**Description of the task:**
Copy the records verbatim, from the first line through the line that contains "y-tick-label: 140: [206, 305, 277, 353]", including both of those lines.

**Source records:**
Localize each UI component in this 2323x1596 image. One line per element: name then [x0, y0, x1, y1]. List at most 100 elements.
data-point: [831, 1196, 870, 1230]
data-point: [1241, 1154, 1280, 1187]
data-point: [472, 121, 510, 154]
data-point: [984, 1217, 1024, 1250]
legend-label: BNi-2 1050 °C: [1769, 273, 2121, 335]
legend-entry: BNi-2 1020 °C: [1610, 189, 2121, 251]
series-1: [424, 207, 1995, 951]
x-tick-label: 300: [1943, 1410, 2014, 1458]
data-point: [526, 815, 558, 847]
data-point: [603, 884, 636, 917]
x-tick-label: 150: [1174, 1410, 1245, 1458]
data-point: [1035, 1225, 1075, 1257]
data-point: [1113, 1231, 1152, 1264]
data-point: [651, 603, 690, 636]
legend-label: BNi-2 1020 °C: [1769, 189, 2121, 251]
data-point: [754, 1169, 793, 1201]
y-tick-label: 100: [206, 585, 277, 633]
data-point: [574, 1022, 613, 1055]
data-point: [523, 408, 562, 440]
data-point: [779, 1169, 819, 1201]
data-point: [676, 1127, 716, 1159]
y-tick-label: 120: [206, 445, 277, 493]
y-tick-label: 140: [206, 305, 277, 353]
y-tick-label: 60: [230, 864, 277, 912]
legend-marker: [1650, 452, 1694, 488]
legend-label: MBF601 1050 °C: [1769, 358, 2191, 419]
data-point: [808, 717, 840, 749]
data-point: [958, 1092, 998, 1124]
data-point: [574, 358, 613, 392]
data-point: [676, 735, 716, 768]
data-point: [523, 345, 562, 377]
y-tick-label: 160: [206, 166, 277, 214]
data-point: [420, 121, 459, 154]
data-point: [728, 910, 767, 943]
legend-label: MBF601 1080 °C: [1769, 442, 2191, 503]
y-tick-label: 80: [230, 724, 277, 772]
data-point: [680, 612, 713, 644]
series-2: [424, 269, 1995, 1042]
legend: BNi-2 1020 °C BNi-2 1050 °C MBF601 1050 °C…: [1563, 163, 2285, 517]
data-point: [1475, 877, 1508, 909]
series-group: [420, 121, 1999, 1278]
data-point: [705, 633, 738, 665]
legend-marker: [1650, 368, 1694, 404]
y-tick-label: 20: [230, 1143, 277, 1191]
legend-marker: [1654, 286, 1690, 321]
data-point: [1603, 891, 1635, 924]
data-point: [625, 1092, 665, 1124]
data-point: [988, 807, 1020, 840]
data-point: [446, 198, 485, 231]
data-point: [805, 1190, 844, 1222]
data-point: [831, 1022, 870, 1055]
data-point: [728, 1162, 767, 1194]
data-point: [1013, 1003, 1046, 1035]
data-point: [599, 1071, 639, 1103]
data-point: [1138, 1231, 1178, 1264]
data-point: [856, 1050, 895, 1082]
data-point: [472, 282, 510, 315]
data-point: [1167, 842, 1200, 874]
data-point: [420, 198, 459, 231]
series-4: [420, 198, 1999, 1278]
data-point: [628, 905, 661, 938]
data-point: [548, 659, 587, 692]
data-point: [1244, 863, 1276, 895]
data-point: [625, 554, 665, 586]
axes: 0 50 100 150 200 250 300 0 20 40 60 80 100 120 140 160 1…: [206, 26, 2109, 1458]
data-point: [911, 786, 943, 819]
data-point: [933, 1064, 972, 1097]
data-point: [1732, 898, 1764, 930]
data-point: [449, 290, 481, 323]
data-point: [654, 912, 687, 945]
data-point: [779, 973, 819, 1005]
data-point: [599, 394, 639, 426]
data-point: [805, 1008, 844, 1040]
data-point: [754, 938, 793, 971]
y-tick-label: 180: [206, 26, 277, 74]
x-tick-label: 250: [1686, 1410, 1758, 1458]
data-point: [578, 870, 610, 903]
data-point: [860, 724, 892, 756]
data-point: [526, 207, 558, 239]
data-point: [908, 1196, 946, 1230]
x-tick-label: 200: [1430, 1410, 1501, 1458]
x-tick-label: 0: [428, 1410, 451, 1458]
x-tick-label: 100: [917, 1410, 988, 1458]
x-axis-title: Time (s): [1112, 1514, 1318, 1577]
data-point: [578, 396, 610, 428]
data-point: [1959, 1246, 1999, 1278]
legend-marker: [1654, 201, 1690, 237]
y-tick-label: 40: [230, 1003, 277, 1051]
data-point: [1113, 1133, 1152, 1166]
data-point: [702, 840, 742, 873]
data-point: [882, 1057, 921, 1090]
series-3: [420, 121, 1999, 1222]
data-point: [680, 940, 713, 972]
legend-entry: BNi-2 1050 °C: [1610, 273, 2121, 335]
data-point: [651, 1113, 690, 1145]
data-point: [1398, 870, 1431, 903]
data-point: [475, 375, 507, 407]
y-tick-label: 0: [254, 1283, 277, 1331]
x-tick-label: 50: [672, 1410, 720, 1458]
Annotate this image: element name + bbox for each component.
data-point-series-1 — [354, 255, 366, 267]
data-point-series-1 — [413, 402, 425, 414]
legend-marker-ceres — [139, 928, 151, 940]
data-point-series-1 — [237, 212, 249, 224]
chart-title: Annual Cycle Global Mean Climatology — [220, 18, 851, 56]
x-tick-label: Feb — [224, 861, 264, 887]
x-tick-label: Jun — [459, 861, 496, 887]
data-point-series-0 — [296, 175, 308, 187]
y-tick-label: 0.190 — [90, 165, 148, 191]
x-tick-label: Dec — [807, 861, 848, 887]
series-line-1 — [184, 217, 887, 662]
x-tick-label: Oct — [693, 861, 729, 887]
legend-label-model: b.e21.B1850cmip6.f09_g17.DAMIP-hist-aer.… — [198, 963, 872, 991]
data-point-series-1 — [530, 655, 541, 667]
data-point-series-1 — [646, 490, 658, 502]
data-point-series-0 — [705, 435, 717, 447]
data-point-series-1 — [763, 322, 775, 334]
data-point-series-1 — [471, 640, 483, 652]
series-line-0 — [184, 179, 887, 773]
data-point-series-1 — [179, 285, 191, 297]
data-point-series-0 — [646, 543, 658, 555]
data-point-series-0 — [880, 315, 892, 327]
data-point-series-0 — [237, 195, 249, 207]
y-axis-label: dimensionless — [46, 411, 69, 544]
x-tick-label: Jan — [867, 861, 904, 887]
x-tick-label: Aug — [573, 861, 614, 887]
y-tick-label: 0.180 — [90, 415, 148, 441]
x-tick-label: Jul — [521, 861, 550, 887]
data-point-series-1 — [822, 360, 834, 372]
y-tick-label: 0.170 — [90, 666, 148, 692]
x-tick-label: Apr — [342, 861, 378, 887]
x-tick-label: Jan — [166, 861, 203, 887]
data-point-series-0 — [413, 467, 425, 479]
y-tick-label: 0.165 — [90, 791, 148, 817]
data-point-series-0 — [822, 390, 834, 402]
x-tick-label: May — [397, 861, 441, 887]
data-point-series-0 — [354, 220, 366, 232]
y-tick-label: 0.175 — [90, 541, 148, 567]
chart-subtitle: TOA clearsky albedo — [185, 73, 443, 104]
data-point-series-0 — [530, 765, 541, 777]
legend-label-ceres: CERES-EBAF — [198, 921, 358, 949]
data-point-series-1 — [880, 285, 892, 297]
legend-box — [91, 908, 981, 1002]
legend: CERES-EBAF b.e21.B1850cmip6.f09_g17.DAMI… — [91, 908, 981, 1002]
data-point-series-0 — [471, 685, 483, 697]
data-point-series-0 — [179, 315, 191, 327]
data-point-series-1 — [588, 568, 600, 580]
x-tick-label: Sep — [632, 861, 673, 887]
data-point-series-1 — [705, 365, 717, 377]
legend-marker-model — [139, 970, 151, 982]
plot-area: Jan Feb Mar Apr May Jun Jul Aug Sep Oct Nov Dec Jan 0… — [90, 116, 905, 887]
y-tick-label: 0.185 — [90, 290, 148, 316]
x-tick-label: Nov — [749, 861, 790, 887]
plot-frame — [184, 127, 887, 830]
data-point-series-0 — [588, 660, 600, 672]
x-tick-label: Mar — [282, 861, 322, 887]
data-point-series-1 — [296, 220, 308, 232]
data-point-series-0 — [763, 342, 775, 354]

**The reply:**
Localize each UI component in this 2323x1596 image. One line per element: name then [x0, y0, x1, y1]. List at most 100 elements.
data-point: [831, 1196, 870, 1230]
data-point: [1241, 1154, 1280, 1187]
data-point: [472, 121, 510, 154]
data-point: [984, 1217, 1024, 1250]
legend-label: BNi-2 1050 °C: [1769, 273, 2121, 335]
legend-entry: BNi-2 1020 °C: [1610, 189, 2121, 251]
series-1: [424, 207, 1995, 951]
x-tick-label: 300: [1943, 1410, 2014, 1458]
data-point: [526, 815, 558, 847]
data-point: [603, 884, 636, 917]
x-tick-label: 150: [1174, 1410, 1245, 1458]
data-point: [1035, 1225, 1075, 1257]
data-point: [1113, 1231, 1152, 1264]
data-point: [651, 603, 690, 636]
legend-label: BNi-2 1020 °C: [1769, 189, 2121, 251]
data-point: [754, 1169, 793, 1201]
y-tick-label: 100: [206, 585, 277, 633]
data-point: [574, 1022, 613, 1055]
data-point: [523, 408, 562, 440]
data-point: [779, 1169, 819, 1201]
data-point: [676, 1127, 716, 1159]
y-tick-label: 120: [206, 445, 277, 493]
y-tick-label: 140: [206, 305, 277, 353]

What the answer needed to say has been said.